#### [Written instruction]
Will you quote all of the entries, word for word?

= = =

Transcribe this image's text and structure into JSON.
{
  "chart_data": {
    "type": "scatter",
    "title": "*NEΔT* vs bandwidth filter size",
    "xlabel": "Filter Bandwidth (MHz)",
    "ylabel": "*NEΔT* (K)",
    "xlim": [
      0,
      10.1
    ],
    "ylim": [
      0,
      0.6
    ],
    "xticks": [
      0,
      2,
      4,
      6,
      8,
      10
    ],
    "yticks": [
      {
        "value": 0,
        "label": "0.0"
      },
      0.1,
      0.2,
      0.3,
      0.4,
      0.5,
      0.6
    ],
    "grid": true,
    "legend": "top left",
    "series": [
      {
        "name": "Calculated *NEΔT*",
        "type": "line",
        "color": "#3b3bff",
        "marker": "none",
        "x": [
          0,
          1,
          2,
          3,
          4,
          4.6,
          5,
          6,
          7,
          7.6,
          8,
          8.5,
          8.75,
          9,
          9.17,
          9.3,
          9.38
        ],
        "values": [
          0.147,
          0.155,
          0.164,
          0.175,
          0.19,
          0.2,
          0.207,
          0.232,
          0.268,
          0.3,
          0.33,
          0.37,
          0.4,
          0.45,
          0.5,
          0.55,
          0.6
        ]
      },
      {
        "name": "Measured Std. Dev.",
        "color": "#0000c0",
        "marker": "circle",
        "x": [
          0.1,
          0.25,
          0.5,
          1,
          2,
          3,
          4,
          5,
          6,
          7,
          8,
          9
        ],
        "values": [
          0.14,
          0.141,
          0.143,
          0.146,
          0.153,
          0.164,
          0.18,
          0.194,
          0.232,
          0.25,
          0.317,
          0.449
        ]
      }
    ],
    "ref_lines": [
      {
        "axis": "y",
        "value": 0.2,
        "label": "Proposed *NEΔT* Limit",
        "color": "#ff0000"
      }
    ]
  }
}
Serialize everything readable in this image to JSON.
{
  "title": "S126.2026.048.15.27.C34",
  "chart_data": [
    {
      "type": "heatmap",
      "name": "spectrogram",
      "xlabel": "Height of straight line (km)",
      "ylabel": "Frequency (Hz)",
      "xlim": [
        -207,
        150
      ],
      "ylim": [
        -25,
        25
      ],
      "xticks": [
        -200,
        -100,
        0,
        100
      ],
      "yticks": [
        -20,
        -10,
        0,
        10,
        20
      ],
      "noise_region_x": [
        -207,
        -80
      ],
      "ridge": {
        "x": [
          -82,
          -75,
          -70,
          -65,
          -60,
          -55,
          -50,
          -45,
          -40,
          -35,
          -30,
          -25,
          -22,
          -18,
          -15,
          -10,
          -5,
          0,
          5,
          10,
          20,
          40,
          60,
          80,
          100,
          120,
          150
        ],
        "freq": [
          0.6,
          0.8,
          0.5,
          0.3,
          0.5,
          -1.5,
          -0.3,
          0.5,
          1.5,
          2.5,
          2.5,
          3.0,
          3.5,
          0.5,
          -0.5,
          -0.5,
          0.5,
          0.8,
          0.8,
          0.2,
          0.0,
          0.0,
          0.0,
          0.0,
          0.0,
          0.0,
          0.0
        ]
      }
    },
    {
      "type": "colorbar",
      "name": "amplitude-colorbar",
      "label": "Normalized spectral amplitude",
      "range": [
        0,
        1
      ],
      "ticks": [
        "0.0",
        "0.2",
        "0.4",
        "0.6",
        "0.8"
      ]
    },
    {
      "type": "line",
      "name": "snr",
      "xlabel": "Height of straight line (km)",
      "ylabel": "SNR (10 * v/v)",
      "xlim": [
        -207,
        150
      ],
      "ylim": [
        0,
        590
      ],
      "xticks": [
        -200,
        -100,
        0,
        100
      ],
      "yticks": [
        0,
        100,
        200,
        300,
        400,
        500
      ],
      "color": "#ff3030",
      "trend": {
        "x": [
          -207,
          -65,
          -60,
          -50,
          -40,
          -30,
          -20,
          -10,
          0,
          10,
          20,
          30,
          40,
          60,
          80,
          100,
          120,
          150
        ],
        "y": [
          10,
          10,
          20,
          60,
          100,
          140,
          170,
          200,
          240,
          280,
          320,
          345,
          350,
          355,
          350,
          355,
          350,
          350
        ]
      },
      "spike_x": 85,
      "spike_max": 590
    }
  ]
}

= = =

#### [Answer to this problem]
Transcribe this image's text and structure into JSON.
{
  "chart_data": {
    "type": "scatter",
    "title": "*NEΔT* vs bandwidth filter size",
    "xlabel": "Filter Bandwidth (MHz)",
    "ylabel": "*NEΔT* (K)",
    "xlim": [
      0,
      10.1
    ],
    "ylim": [
      0,
      0.6
    ],
    "xticks": [
      0,
      2,
      4,
      6,
      8,
      10
    ],
    "yticks": [
      {
        "value": 0,
        "label": "0.0"
      },
      0.1,
      0.2,
      0.3,
      0.4,
      0.5,
      0.6
    ],
    "grid": true,
    "legend": "top left",
    "series": [
      {
        "name": "Calculated *NEΔT*",
        "type": "line",
        "color": "#3b3bff",
        "marker": "none",
        "x": [
          0,
          1,
          2,
          3,
          4,
          4.6,
          5,
          6,
          7,
          7.6,
          8,
          8.5,
          8.75,
          9,
          9.17,
          9.3,
          9.38
        ],
        "values": [
          0.147,
          0.155,
          0.164,
          0.175,
          0.19,
          0.2,
          0.207,
          0.232,
          0.268,
          0.3,
          0.33,
          0.37,
          0.4,
          0.45,
          0.5,
          0.55,
          0.6
        ]
      },
      {
        "name": "Measured Std. Dev.",
        "color": "#0000c0",
        "marker": "circle",
        "x": [
          0.1,
          0.25,
          0.5,
          1,
          2,
          3,
          4,
          5,
          6,
          7,
          8,
          9
        ],
        "values": [
          0.14,
          0.141,
          0.143,
          0.146,
          0.153,
          0.164,
          0.18,
          0.194,
          0.232,
          0.25,
          0.317,
          0.449
        ]
      }
    ],
    "ref_lines": [
      {
        "axis": "y",
        "value": 0.2,
        "label": "Proposed *NEΔT* Limit",
        "color": "#ff0000"
      }
    ]
  }
}
Serialize everything readable in this image to JSON.
{
  "title": "S126.2026.048.15.27.C34",
  "chart_data": [
    {
      "type": "heatmap",
      "name": "spectrogram",
      "xlabel": "Height of straight line (km)",
      "ylabel": "Frequency (Hz)",
      "xlim": [
        -207,
        150
      ],
      "ylim": [
        -25,
        25
      ],
      "xticks": [
        -200,
        -100,
        0,
        100
      ],
      "yticks": [
        -20,
        -10,
        0,
        10,
        20
      ],
      "noise_region_x": [
        -207,
        -80
      ],
      "ridge": {
        "x": [
          -82,
          -75,
          -70,
          -65,
          -60,
          -55,
          -50,
          -45,
          -40,
          -35,
          -30,
          -25,
          -22,
          -18,
          -15,
          -10,
          -5,
          0,
          5,
          10,
          20,
          40,
          60,
          80,
          100,
          120,
          150
        ],
        "freq": [
          0.6,
          0.8,
          0.5,
          0.3,
          0.5,
          -1.5,
          -0.3,
          0.5,
          1.5,
          2.5,
          2.5,
          3.0,
          3.5,
          0.5,
          -0.5,
          -0.5,
          0.5,
          0.8,
          0.8,
          0.2,
          0.0,
          0.0,
          0.0,
          0.0,
          0.0,
          0.0,
          0.0
        ]
      }
    },
    {
      "type": "colorbar",
      "name": "amplitude-colorbar",
      "label": "Normalized spectral amplitude",
      "range": [
        0,
        1
      ],
      "ticks": [
        "0.0",
        "0.2",
        "0.4",
        "0.6",
        "0.8"
      ]
    },
    {
      "type": "line",
      "name": "snr",
      "xlabel": "Height of straight line (km)",
      "ylabel": "SNR (10 * v/v)",
      "xlim": [
        -207,
        150
      ],
      "ylim": [
        0,
        590
      ],
      "xticks": [
        -200,
        -100,
        0,
        100
      ],
      "yticks": [
        0,
        100,
        200,
        300,
        400,
        500
      ],
      "color": "#ff3030",
      "trend": {
        "x": [
          -207,
          -65,
          -60,
          -50,
          -40,
          -30,
          -20,
          -10,
          0,
          10,
          20,
          30,
          40,
          60,
          80,
          100,
          120,
          150
        ],
        "y": [
          10,
          10,
          20,
          60,
          100,
          140,
          170,
          200,
          240,
          280,
          320,
          345,
          350,
          355,
          350,
          355,
          350,
          350
        ]
      },
      "spike_x": 85,
      "spike_max": 590
    }
  ]
}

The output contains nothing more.